# [Instructions for the task]
Without the images, write out the whole listing exactly.

Begin

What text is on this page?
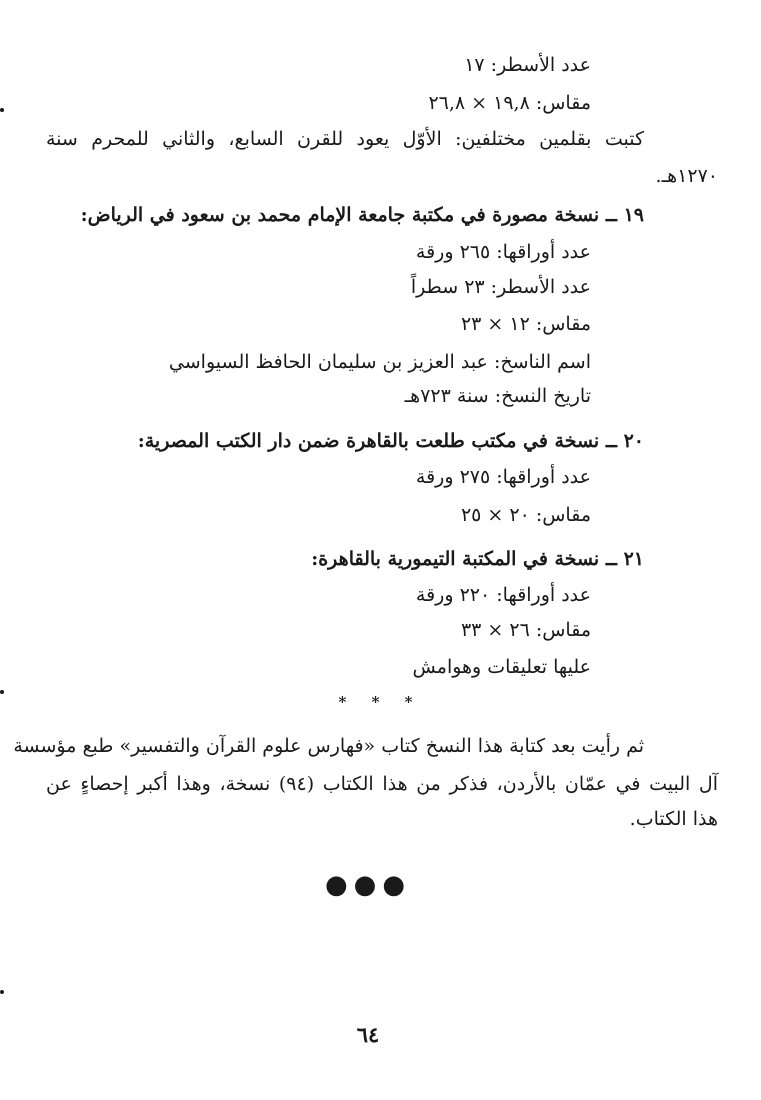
عدد الأسطر: ١٧
مقاس: ١٩,٨ × ٢٦,٨
كتبت بقلمين مختلفين: الأوّل يعود للقرن السابع، والثاني للمحرم سنة
١٢٧٠هـ.
١٩ ــ نسخة مصورة في مكتبة جامعة الإمام محمد بن سعود في الرياض:
عدد أوراقها: ٢٦٥ ورقة
عدد الأسطر: ٢٣ سطراً
مقاس: ١٢ × ٢٣
اسم الناسخ: عبد العزيز بن سليمان الحافظ السيواسي
تاريخ النسخ: سنة ٧٢٣هـ
٢٠ ــ نسخة في مكتب طلعت بالقاهرة ضمن دار الكتب المصرية:
عدد أوراقها: ٢٧٥ ورقة
مقاس: ٢٠ × ٢٥
٢١ ــ نسخة في المكتبة التيمورية بالقاهرة:
عدد أوراقها: ٢٢٠ ورقة
مقاس: ٢٦ × ٣٣
عليها تعليقات وهوامش
* * *
ثم رأيت بعد كتابة هذا النسخ كتاب «فهارس علوم القرآن والتفسير» طبع مؤسسة
آل البيت في عمّان بالأردن، فذكر من هذا الكتاب (٩٤) نسخة، وهذا أكبر إحصاءٍ عن
هذا الكتاب.
●●●
٦٤
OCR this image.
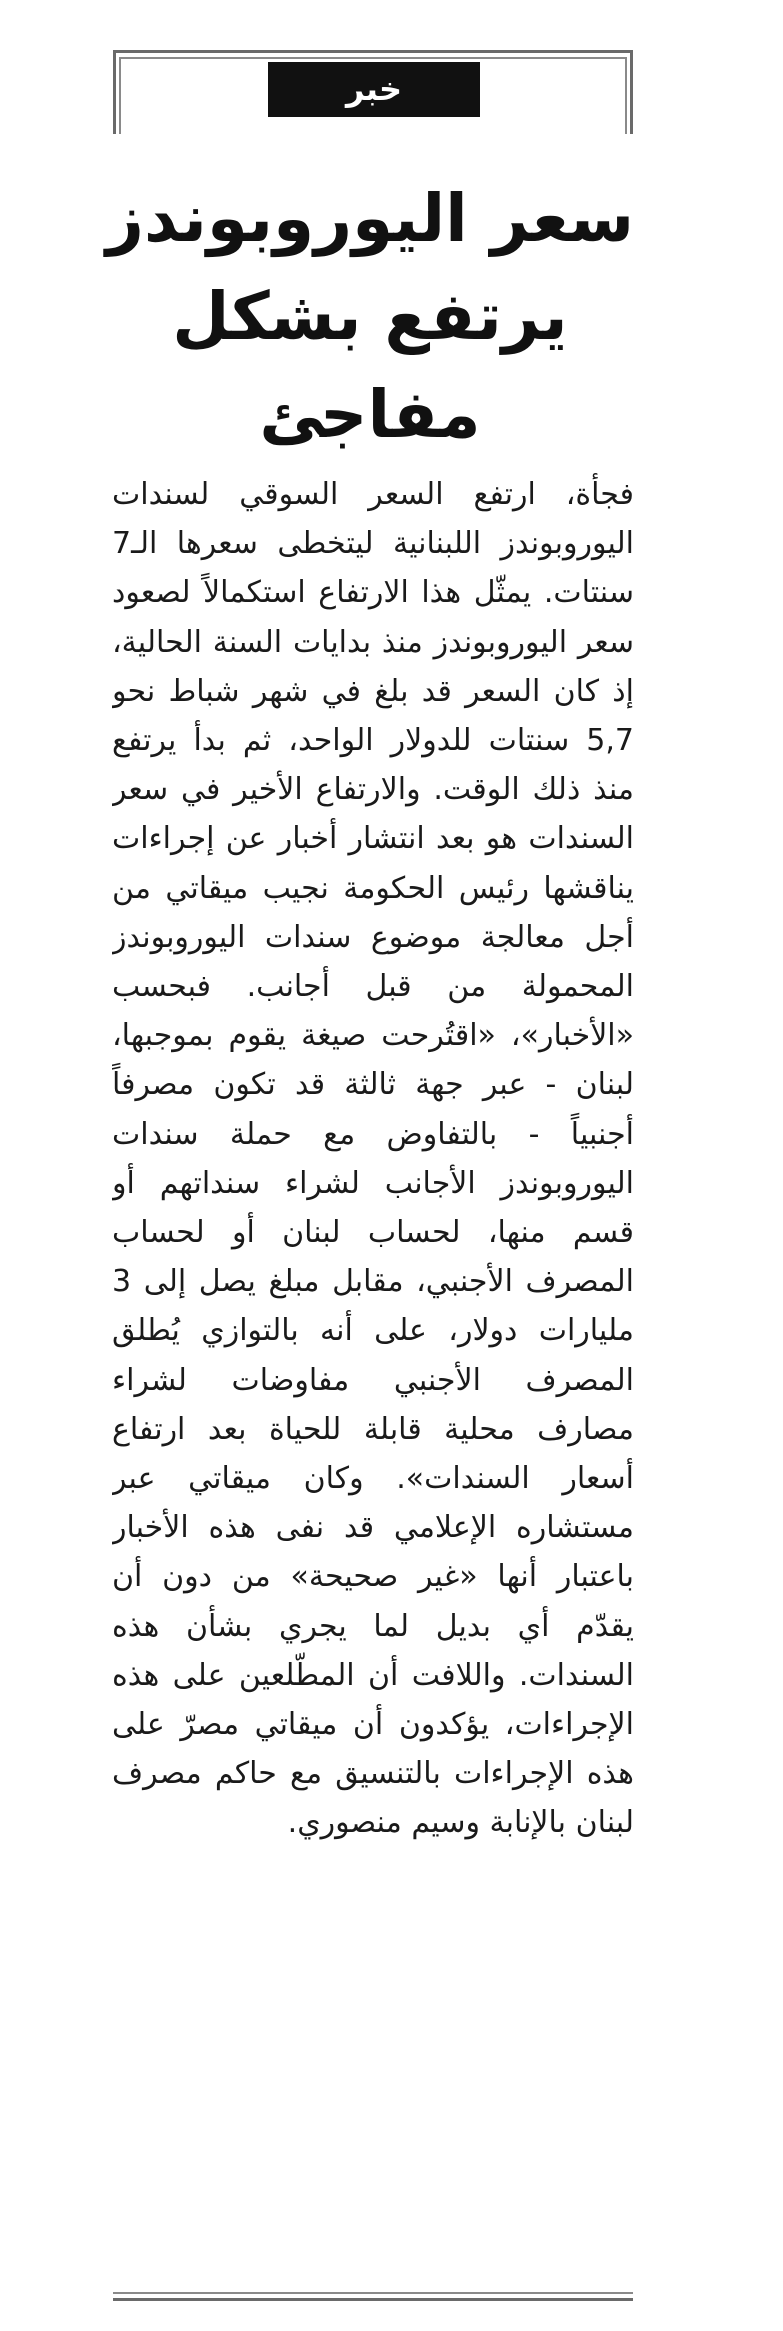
خبر
سعر اليوروبوندز
يرتفع بشكل
مفاجئ

فجأة، ارتفع السعر السوقي لسندات اليوروبوندز اللبنانية ليتخطى سعرها الـ7 سنتات. يمثّل هذا الارتفاع استكمالاً لصعود سعر اليوروبوندز منذ بدايات السنة الحالية، إذ كان السعر قد بلغ في شهر شباط نحو 5,7 سنتات للدولار الواحد، ثم بدأ يرتفع منذ ذلك الوقت. والارتفاع الأخير في سعر السندات هو بعد انتشار أخبار عن إجراءات يناقشها رئيس الحكومة نجيب ميقاتي من أجل معالجة موضوع سندات اليوروبوندز المحمولة من قبل أجانب. فبحسب «الأخبار»، «اقتُرحت صيغة يقوم بموجبها، لبنان - عبر جهة ثالثة قد تكون مصرفاً أجنبياً - بالتفاوض مع حملة سندات اليوروبوندز الأجانب لشراء سنداتهم أو قسم منها، لحساب لبنان أو لحساب المصرف الأجنبي، مقابل مبلغ يصل إلى 3 مليارات دولار، على أنه بالتوازي يُطلق المصرف الأجنبي مفاوضات لشراء مصارف محلية قابلة للحياة بعد ارتفاع أسعار السندات». وكان ميقاتي عبر مستشاره الإعلامي قد نفى هذه الأخبار باعتبار أنها «غير صحيحة» من دون أن يقدّم أي بديل لما يجري بشأن هذه السندات. واللافت أن المطّلعين على هذه الإجراءات، يؤكدون أن ميقاتي مصرّ على هذه الإجراءات بالتنسيق مع حاكم مصرف لبنان بالإنابة وسيم منصوري.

End

# [Reply]
What text is on this page?
عدد الأسطر: ١٧
مقاس: ١٩,٨ × ٢٦,٨
كتبت بقلمين مختلفين: الأوّل يعود للقرن السابع، والثاني للمحرم سنة
١٢٧٠هـ.
١٩ ــ نسخة مصورة في مكتبة جامعة الإمام محمد بن سعود في الرياض:
عدد أوراقها: ٢٦٥ ورقة
عدد الأسطر: ٢٣ سطراً
مقاس: ١٢ × ٢٣
اسم الناسخ: عبد العزيز بن سليمان الحافظ السيواسي
تاريخ النسخ: سنة ٧٢٣هـ
٢٠ ــ نسخة في مكتب طلعت بالقاهرة ضمن دار الكتب المصرية:
عدد أوراقها: ٢٧٥ ورقة
مقاس: ٢٠ × ٢٥
٢١ ــ نسخة في المكتبة التيمورية بالقاهرة:
عدد أوراقها: ٢٢٠ ورقة
مقاس: ٢٦ × ٣٣
عليها تعليقات وهوامش
* * *
ثم رأيت بعد كتابة هذا النسخ كتاب «فهارس علوم القرآن والتفسير» طبع مؤسسة
آل البيت في عمّان بالأردن، فذكر من هذا الكتاب (٩٤) نسخة، وهذا أكبر إحصاءٍ عن
هذا الكتاب.
●●●
٦٤
OCR this image.
خبر
سعر اليوروبوندز
يرتفع بشكل
مفاجئ

فجأة، ارتفع السعر السوقي لسندات اليوروبوندز اللبنانية ليتخطى سعرها الـ7 سنتات. يمثّل هذا الارتفاع استكمالاً لصعود سعر اليوروبوندز منذ بدايات السنة الحالية، إذ كان السعر قد بلغ في شهر شباط نحو 5,7 سنتات للدولار الواحد، ثم بدأ يرتفع منذ ذلك الوقت. والارتفاع الأخير في سعر السندات هو بعد انتشار أخبار عن إجراءات يناقشها رئيس الحكومة نجيب ميقاتي من أجل معالجة موضوع سندات اليوروبوندز المحمولة من قبل أجانب. فبحسب «الأخبار»، «اقتُرحت صيغة يقوم بموجبها، لبنان - عبر جهة ثالثة قد تكون مصرفاً أجنبياً - بالتفاوض مع حملة سندات اليوروبوندز الأجانب لشراء سنداتهم أو قسم منها، لحساب لبنان أو لحساب المصرف الأجنبي، مقابل مبلغ يصل إلى 3 مليارات دولار، على أنه بالتوازي يُطلق المصرف الأجنبي مفاوضات لشراء مصارف محلية قابلة للحياة بعد ارتفاع أسعار السندات». وكان ميقاتي عبر مستشاره الإعلامي قد نفى هذه الأخبار باعتبار أنها «غير صحيحة» من دون أن يقدّم أي بديل لما يجري بشأن هذه السندات. واللافت أن المطّلعين على هذه الإجراءات، يؤكدون أن ميقاتي مصرّ على هذه الإجراءات بالتنسيق مع حاكم مصرف لبنان بالإنابة وسيم منصوري.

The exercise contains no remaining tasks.